[A run of records]
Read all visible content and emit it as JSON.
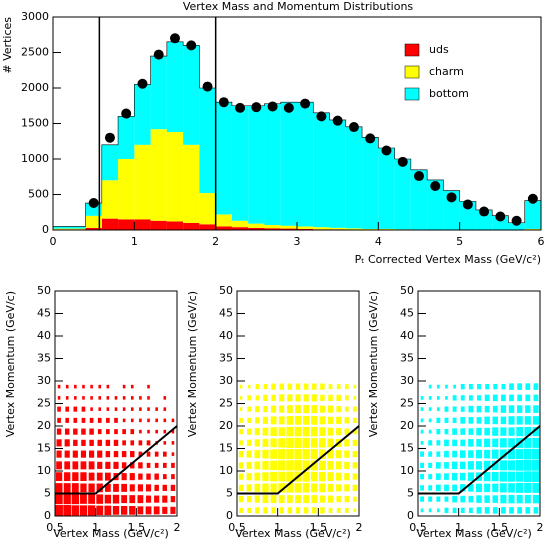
{
  "chart_data": [
    {
      "type": "stacked_histogram",
      "title": "Vertex Mass and Momentum Distributions",
      "xlabel": "Pₜ Corrected Vertex Mass (GeV/c²)",
      "ylabel": "# Vertices",
      "bins": [
        0,
        0.2,
        0.4,
        0.6,
        0.8,
        1,
        1.2,
        1.4,
        1.6,
        1.8,
        2,
        2.2,
        2.4,
        2.6,
        2.8,
        3,
        3.2,
        3.4,
        3.6,
        3.8,
        4,
        4.2,
        4.4,
        4.6,
        4.8,
        5,
        5.2,
        5.4,
        5.6,
        5.8,
        6
      ],
      "series": [
        {
          "name": "uds",
          "color": "#ff0000",
          "values": [
            10,
            10,
            30,
            160,
            150,
            150,
            130,
            120,
            100,
            80,
            50,
            40,
            30,
            25,
            20,
            15,
            10,
            10,
            8,
            5,
            5,
            3,
            3,
            2,
            2,
            1,
            1,
            1,
            1,
            5
          ]
        },
        {
          "name": "charm",
          "color": "#ffff00",
          "values": [
            10,
            10,
            170,
            540,
            850,
            1050,
            1290,
            1260,
            1100,
            440,
            170,
            90,
            60,
            45,
            40,
            35,
            30,
            20,
            15,
            10,
            10,
            7,
            5,
            3,
            3,
            2,
            1,
            1,
            1,
            10
          ]
        },
        {
          "name": "bottom",
          "color": "#00ffff",
          "values": [
            30,
            30,
            180,
            500,
            600,
            850,
            1030,
            1270,
            1400,
            1480,
            1580,
            1620,
            1660,
            1710,
            1740,
            1750,
            1610,
            1520,
            1430,
            1290,
            1140,
            990,
            840,
            700,
            550,
            400,
            280,
            200,
            100,
            400
          ]
        }
      ],
      "points": {
        "x": [
          0.5,
          0.7,
          0.9,
          1.1,
          1.3,
          1.5,
          1.7,
          1.9,
          2.1,
          2.3,
          2.5,
          2.7,
          2.9,
          3.1,
          3.3,
          3.5,
          3.7,
          3.9,
          4.1,
          4.3,
          4.5,
          4.7,
          4.9,
          5.1,
          5.3,
          5.5,
          5.7,
          5.9
        ],
        "values": [
          380,
          1300,
          1640,
          2060,
          2470,
          2700,
          2600,
          2020,
          1800,
          1720,
          1730,
          1740,
          1720,
          1780,
          1600,
          1540,
          1450,
          1290,
          1120,
          960,
          760,
          620,
          460,
          360,
          260,
          190,
          130,
          440
        ]
      },
      "vlines": [
        0.57,
        2
      ],
      "xlim": [
        0,
        6
      ],
      "ylim": [
        0,
        3000
      ],
      "xticks": [
        0,
        1,
        2,
        3,
        4,
        5,
        6
      ],
      "yticks": [
        0,
        500,
        1000,
        1500,
        2000,
        2500,
        3000
      ],
      "legend": "upper right"
    },
    {
      "type": "box2d",
      "color": "#ff0000",
      "xlabel": "Vertex Mass (GeV/c²)",
      "ylabel": "Vertex Momentum (GeV/c)",
      "xlim": [
        0.5,
        2
      ],
      "ylim": [
        0,
        50
      ],
      "xticks": [
        0.5,
        1,
        1.5,
        2
      ],
      "yticks": [
        0,
        5,
        10,
        15,
        20,
        25,
        30,
        35,
        40,
        45,
        50
      ],
      "xbins": [
        0.5,
        0.6,
        0.7,
        0.8,
        0.9,
        1,
        1.1,
        1.2,
        1.3,
        1.4,
        1.5,
        1.6,
        1.7,
        1.8,
        1.9,
        2
      ],
      "ybins": [
        0,
        2.5,
        5,
        7.5,
        10,
        12.5,
        15,
        17.5,
        20,
        22.5,
        25,
        27.5,
        30
      ],
      "z": [
        [
          9,
          9,
          8,
          8,
          8,
          7,
          7,
          6,
          6,
          6,
          5,
          5,
          5,
          4,
          4
        ],
        [
          8,
          8,
          8,
          7,
          7,
          7,
          6,
          6,
          5,
          5,
          5,
          4,
          4,
          4,
          3
        ],
        [
          7,
          7,
          7,
          6,
          6,
          6,
          5,
          5,
          5,
          4,
          4,
          4,
          3,
          3,
          3
        ],
        [
          6,
          6,
          6,
          6,
          5,
          5,
          5,
          4,
          4,
          4,
          3,
          3,
          3,
          2,
          2
        ],
        [
          5,
          5,
          5,
          5,
          5,
          4,
          4,
          4,
          3,
          3,
          3,
          2,
          2,
          2,
          2
        ],
        [
          4,
          4,
          4,
          4,
          4,
          4,
          3,
          3,
          3,
          3,
          2,
          2,
          2,
          2,
          1
        ],
        [
          4,
          4,
          3,
          3,
          3,
          3,
          3,
          3,
          2,
          2,
          2,
          2,
          1,
          1,
          1
        ],
        [
          3,
          3,
          3,
          3,
          3,
          2,
          2,
          2,
          2,
          2,
          1,
          1,
          1,
          1,
          1
        ],
        [
          2,
          2,
          2,
          2,
          2,
          2,
          2,
          2,
          1,
          1,
          1,
          1,
          1,
          1,
          1
        ],
        [
          2,
          2,
          2,
          2,
          1,
          1,
          1,
          1,
          1,
          1,
          1,
          1,
          1,
          1,
          0
        ],
        [
          1,
          1,
          1,
          1,
          1,
          1,
          1,
          1,
          1,
          1,
          1,
          1,
          0,
          1,
          0
        ],
        [
          1,
          1,
          1,
          1,
          1,
          1,
          1,
          0,
          1,
          1,
          0,
          1,
          0,
          0,
          0
        ]
      ],
      "cut": {
        "x": [
          0.5,
          1,
          2
        ],
        "y": [
          5,
          5,
          20
        ]
      }
    },
    {
      "type": "box2d",
      "color": "#ffff00",
      "xlabel": "Vertex Mass (GeV/c²)",
      "ylabel": "Vertex Momentum (GeV/c)",
      "xlim": [
        0.5,
        2
      ],
      "ylim": [
        0,
        50
      ],
      "xticks": [
        0.5,
        1,
        1.5,
        2
      ],
      "yticks": [
        0,
        5,
        10,
        15,
        20,
        25,
        30,
        35,
        40,
        45,
        50
      ],
      "xbins": [
        0.5,
        0.6,
        0.7,
        0.8,
        0.9,
        1,
        1.1,
        1.2,
        1.3,
        1.4,
        1.5,
        1.6,
        1.7,
        1.8,
        1.9,
        2
      ],
      "ybins": [
        0,
        2.5,
        5,
        7.5,
        10,
        12.5,
        15,
        17.5,
        20,
        22.5,
        25,
        27.5,
        30
      ],
      "z": [
        [
          2,
          2,
          3,
          3,
          3,
          3,
          3,
          3,
          3,
          3,
          3,
          2,
          2,
          2,
          1
        ],
        [
          3,
          3,
          4,
          5,
          5,
          5,
          5,
          5,
          5,
          5,
          4,
          4,
          3,
          3,
          2
        ],
        [
          3,
          4,
          5,
          6,
          6,
          7,
          7,
          7,
          7,
          6,
          6,
          5,
          4,
          4,
          3
        ],
        [
          3,
          4,
          5,
          6,
          7,
          7,
          8,
          8,
          8,
          7,
          7,
          6,
          5,
          4,
          3
        ],
        [
          3,
          4,
          5,
          6,
          7,
          8,
          8,
          9,
          8,
          8,
          7,
          6,
          5,
          4,
          3
        ],
        [
          3,
          4,
          5,
          6,
          7,
          8,
          8,
          8,
          8,
          8,
          7,
          6,
          5,
          4,
          3
        ],
        [
          2,
          3,
          4,
          5,
          6,
          7,
          8,
          8,
          8,
          7,
          7,
          6,
          5,
          4,
          3
        ],
        [
          2,
          3,
          4,
          5,
          6,
          6,
          7,
          7,
          7,
          7,
          6,
          5,
          4,
          3,
          2
        ],
        [
          2,
          2,
          3,
          4,
          5,
          5,
          6,
          6,
          6,
          6,
          5,
          4,
          4,
          3,
          2
        ],
        [
          1,
          2,
          3,
          3,
          4,
          4,
          5,
          5,
          5,
          5,
          4,
          4,
          3,
          2,
          2
        ],
        [
          1,
          2,
          2,
          3,
          3,
          4,
          4,
          4,
          4,
          4,
          3,
          3,
          3,
          2,
          1
        ],
        [
          1,
          1,
          2,
          2,
          3,
          3,
          3,
          3,
          3,
          3,
          3,
          2,
          2,
          2,
          1
        ]
      ],
      "cut": {
        "x": [
          0.5,
          1,
          2
        ],
        "y": [
          5,
          5,
          20
        ]
      }
    },
    {
      "type": "box2d",
      "color": "#00ffff",
      "xlabel": "Vertex Mass (GeV/c²)",
      "ylabel": "Vertex Momentum (GeV/c)",
      "xlim": [
        0.5,
        2
      ],
      "ylim": [
        0,
        50
      ],
      "xticks": [
        0.5,
        1,
        1.5,
        2
      ],
      "yticks": [
        0,
        5,
        10,
        15,
        20,
        25,
        30,
        35,
        40,
        45,
        50
      ],
      "xbins": [
        0.5,
        0.6,
        0.7,
        0.8,
        0.9,
        1,
        1.1,
        1.2,
        1.3,
        1.4,
        1.5,
        1.6,
        1.7,
        1.8,
        1.9,
        2
      ],
      "ybins": [
        0,
        2.5,
        5,
        7.5,
        10,
        12.5,
        15,
        17.5,
        20,
        22.5,
        25,
        27.5,
        30
      ],
      "z": [
        [
          1,
          1,
          1,
          2,
          2,
          2,
          2,
          3,
          3,
          3,
          3,
          3,
          3,
          3,
          3
        ],
        [
          2,
          2,
          2,
          2,
          3,
          3,
          3,
          4,
          4,
          4,
          5,
          5,
          5,
          5,
          5
        ],
        [
          2,
          2,
          3,
          3,
          3,
          4,
          4,
          5,
          5,
          5,
          6,
          6,
          7,
          7,
          7
        ],
        [
          2,
          2,
          3,
          3,
          4,
          4,
          5,
          5,
          6,
          6,
          7,
          7,
          7,
          8,
          8
        ],
        [
          2,
          2,
          3,
          3,
          4,
          4,
          5,
          5,
          6,
          6,
          7,
          7,
          8,
          8,
          8
        ],
        [
          2,
          2,
          2,
          3,
          3,
          4,
          4,
          5,
          5,
          6,
          6,
          7,
          7,
          8,
          8
        ],
        [
          1,
          2,
          2,
          3,
          3,
          3,
          4,
          4,
          5,
          5,
          6,
          6,
          7,
          7,
          7
        ],
        [
          1,
          1,
          2,
          2,
          3,
          3,
          3,
          4,
          4,
          5,
          5,
          5,
          6,
          6,
          6
        ],
        [
          1,
          1,
          2,
          2,
          2,
          3,
          3,
          3,
          4,
          4,
          4,
          5,
          5,
          5,
          5
        ],
        [
          1,
          1,
          1,
          2,
          2,
          2,
          3,
          3,
          3,
          3,
          4,
          4,
          4,
          4,
          4
        ],
        [
          1,
          1,
          1,
          1,
          2,
          2,
          2,
          2,
          3,
          3,
          3,
          3,
          3,
          3,
          3
        ],
        [
          0,
          1,
          1,
          1,
          1,
          2,
          2,
          2,
          2,
          2,
          2,
          3,
          3,
          3,
          3
        ]
      ],
      "cut": {
        "x": [
          0.5,
          1,
          2
        ],
        "y": [
          5,
          5,
          20
        ]
      }
    }
  ]
}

▶ [Exercise directions] Find every line above that contains the word "color", and return each one.

▶ [Response for this exercise]
          "color": "#ff0000",
          "color": "#ffff00",
          "color": "#00ffff",
      "color": "#ff0000",
      "color": "#ffff00",
      "color": "#00ffff",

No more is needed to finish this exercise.